━━ Document passage
It wasn’t the archery, or the canoeing, or the great facilities that made Kate Pocock decide to send her kids to a particular camp. The Toronto mother of three and family travel writer of Family Travel Ink, says, “It was the kids playing in the mud — gobs of it, in fact, after a day of summer rain.”

Pocock says she invited several exhibitors from a camp fair she attended in her local community centre to provide a little more information to a group of moms in her home. One camp brought a slide show featuring the muddy kids.

“These kids were having a blast,” says Pocock. Not for everyone, maybe. But she says, “I knew our kids and the philosophy I wanted: a fairly non-structured camp that wouldn’t mind if campers were a bit free and easy, encouraged hands-on learning and respected the joys of nature.” It was a good pick. Pocock says she sent her three children to the camp on Ontario’s Lake Temagami — and they loved it. But kids are all different and choosing the right summer camp for your kids’ particular needs and aspirations is an important decision. Here are some ways to help ensure camp ends up being the positive experience you want it to be:

1. Start your research early

Camps fill up months ahead of time — sometimes as much as a year in advance. So, research various options early for the greatest choice. Visit camp fairs, invite camp reps to your home to meet with you and your friends, do research online and ask your friends and family for recommendations.
━━━━
━━ Material
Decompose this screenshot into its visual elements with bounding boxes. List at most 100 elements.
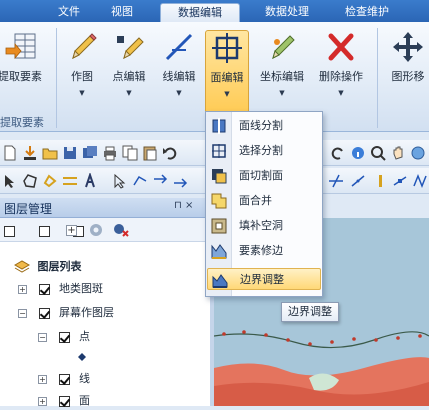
━━━━
## Given instruction
In the article on choosing a summer camp, print the passage from "Pocock says she invited" up to and including "the muddy kids.". Rely only on the text for what comes next.

## Solution to this problem
Pocock says she invited several exhibitors from a camp fair she attended in her local community centre to provide a little more information to a group of moms in her home. One camp brought a slide show featuring the muddy kids.